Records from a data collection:
++++++++
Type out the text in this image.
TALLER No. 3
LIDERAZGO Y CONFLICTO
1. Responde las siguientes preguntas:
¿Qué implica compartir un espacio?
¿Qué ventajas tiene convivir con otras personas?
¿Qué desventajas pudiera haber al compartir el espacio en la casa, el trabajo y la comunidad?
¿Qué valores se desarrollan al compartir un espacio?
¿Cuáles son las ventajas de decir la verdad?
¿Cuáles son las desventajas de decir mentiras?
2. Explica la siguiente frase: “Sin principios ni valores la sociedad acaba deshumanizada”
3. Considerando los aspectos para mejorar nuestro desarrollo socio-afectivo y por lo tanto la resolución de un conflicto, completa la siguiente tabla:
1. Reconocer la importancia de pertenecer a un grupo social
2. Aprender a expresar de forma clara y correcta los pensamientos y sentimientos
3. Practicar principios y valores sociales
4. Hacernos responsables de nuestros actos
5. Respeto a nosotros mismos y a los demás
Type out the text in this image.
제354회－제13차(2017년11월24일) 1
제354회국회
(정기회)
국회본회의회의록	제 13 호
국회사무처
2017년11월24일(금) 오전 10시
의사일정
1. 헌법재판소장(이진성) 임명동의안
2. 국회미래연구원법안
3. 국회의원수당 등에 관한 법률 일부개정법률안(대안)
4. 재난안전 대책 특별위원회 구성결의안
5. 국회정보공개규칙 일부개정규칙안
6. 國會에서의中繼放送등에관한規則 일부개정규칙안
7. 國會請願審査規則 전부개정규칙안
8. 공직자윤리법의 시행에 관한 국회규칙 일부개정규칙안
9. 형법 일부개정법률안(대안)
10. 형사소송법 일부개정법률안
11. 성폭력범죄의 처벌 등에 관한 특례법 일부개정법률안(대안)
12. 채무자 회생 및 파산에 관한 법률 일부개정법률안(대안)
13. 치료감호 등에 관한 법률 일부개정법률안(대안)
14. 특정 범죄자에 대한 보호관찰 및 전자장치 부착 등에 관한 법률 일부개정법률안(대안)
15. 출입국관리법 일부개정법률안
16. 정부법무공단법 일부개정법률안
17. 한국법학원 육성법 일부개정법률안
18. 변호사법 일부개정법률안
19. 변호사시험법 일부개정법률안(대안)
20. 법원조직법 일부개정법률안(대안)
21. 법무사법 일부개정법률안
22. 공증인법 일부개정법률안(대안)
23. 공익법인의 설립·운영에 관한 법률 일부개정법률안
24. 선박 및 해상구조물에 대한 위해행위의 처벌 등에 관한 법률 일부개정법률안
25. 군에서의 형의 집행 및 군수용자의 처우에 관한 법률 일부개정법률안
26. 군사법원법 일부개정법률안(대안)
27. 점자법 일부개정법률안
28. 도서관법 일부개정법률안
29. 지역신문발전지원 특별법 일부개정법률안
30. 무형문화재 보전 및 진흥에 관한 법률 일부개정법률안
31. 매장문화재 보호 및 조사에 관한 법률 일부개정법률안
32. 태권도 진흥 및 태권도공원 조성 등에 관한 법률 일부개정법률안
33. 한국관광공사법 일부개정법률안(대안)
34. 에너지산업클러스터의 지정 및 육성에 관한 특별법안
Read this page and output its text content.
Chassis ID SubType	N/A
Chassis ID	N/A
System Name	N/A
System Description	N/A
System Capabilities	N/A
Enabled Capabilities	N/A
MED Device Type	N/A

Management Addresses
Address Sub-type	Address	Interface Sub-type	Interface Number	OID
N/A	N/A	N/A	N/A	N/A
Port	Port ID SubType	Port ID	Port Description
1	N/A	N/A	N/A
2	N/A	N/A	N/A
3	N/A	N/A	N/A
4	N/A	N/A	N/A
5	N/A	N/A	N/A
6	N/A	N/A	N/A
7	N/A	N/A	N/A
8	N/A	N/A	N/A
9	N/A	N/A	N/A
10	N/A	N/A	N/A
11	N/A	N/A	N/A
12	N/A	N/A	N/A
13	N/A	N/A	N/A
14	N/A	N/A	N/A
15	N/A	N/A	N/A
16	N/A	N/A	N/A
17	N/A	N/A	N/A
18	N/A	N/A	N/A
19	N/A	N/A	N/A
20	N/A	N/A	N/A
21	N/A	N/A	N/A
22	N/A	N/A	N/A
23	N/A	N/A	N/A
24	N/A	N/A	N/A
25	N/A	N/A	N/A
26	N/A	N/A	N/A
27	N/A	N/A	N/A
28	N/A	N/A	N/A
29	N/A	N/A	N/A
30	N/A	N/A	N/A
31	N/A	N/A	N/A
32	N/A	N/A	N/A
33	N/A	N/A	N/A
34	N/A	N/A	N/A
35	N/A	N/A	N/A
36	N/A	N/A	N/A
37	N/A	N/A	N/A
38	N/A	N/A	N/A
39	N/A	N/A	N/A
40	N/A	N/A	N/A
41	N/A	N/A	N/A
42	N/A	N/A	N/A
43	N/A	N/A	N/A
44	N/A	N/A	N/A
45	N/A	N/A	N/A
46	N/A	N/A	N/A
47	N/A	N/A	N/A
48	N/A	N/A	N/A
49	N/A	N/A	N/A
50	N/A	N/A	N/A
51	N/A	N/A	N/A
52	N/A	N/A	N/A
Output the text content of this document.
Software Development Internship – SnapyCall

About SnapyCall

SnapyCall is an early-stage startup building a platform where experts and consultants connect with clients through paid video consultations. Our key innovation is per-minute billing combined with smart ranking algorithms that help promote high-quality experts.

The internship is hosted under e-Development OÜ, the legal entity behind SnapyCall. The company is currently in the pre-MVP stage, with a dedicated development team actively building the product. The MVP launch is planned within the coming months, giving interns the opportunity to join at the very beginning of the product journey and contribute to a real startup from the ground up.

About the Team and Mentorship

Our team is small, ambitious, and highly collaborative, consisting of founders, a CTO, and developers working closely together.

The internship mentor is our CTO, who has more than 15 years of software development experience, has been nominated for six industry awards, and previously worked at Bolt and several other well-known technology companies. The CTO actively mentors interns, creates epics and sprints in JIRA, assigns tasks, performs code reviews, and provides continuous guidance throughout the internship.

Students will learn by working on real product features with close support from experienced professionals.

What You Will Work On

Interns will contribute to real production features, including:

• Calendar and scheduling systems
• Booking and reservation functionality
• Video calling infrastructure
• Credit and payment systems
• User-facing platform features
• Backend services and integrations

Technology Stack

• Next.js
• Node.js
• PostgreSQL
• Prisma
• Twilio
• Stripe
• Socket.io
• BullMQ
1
++++++++
**Work to be completed**. Look above for every line with the word "Capabilities" and copy it.

**Answer to this exercise**.
System Capabilities	N/A
Enabled Capabilities	N/A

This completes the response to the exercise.